TASK DESCRIPTION:
Identify all lines of the data containing the string "电气机械及器材制造业" and copy them.

A run of records
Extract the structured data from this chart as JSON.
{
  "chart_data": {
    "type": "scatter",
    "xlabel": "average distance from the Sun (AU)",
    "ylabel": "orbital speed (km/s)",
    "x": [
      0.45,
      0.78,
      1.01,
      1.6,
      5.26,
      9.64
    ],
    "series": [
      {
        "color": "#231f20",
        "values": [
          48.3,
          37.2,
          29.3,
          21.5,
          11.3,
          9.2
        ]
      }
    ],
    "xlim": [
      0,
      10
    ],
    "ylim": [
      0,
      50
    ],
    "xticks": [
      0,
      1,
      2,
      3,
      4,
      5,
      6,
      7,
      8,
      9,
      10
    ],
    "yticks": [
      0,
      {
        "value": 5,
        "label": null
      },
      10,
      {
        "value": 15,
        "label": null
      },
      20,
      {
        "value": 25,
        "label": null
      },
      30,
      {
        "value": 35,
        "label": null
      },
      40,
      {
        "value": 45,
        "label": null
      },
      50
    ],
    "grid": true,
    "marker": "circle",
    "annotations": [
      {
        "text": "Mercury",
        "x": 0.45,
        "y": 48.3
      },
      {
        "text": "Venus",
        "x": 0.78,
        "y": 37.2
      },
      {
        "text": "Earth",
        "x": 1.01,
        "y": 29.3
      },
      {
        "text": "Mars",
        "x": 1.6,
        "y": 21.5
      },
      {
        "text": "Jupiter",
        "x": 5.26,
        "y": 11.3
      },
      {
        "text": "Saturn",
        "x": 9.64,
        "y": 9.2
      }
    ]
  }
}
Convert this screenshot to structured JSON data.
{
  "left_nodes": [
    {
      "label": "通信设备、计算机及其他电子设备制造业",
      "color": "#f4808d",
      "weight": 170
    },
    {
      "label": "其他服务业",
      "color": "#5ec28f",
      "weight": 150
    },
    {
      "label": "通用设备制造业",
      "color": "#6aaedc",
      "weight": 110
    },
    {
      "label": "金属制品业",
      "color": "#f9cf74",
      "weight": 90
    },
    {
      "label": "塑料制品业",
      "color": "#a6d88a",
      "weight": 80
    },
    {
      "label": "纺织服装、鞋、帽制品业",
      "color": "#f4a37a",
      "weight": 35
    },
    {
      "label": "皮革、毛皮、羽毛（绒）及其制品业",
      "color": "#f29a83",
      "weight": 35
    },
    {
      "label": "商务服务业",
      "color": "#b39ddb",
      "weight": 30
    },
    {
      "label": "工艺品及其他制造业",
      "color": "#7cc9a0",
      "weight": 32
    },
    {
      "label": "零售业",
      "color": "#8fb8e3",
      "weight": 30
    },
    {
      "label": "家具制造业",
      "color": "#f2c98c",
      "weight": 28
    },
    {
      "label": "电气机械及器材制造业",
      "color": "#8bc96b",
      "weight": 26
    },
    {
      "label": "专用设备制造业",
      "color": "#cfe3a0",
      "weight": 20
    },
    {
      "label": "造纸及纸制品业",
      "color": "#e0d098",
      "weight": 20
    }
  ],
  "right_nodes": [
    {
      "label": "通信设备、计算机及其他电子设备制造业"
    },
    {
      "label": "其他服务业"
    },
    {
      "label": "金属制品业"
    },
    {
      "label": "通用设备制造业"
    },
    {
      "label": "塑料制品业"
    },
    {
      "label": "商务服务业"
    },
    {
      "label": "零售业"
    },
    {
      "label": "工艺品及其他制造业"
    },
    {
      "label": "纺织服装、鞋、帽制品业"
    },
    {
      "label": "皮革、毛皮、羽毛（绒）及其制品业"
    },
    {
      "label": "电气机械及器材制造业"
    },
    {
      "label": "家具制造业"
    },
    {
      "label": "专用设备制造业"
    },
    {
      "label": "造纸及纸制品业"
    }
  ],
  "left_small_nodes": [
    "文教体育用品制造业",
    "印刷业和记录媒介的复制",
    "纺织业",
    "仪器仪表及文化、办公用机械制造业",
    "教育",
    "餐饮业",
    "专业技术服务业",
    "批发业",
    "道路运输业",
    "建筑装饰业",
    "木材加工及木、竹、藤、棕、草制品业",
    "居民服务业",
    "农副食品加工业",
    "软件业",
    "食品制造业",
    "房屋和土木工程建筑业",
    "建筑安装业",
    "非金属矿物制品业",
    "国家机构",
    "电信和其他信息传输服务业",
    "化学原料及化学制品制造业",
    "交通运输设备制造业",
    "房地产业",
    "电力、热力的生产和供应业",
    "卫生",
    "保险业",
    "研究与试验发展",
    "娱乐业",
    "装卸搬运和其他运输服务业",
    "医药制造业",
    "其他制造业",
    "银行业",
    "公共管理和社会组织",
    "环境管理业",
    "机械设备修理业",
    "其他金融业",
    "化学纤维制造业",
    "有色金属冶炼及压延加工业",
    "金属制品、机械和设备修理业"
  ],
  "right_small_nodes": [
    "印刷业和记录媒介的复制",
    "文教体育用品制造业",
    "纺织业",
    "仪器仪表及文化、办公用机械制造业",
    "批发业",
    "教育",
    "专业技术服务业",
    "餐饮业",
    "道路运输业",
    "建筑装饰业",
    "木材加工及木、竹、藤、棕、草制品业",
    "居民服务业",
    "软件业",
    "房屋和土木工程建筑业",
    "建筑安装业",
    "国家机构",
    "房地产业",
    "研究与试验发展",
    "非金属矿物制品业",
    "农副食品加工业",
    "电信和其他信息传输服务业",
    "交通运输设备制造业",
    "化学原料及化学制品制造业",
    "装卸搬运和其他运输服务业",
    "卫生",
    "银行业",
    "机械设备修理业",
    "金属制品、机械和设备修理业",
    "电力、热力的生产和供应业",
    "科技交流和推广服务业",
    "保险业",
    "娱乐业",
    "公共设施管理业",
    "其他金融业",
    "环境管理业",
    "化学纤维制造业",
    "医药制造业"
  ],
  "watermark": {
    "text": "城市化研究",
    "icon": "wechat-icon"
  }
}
* * *
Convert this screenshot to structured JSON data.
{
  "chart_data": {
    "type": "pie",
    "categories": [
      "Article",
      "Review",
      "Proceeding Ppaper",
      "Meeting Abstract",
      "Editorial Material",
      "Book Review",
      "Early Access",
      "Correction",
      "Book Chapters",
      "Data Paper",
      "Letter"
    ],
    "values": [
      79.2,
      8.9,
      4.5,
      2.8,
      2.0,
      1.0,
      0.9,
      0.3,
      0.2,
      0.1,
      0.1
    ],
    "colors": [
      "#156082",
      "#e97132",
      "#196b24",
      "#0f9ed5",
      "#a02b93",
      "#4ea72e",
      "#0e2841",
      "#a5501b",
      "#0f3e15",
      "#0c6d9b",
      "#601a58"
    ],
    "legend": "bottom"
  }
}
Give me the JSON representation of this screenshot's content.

TASK RESPONSE:
      "label": "电气机械及器材制造业",
      "label": "电气机械及器材制造业"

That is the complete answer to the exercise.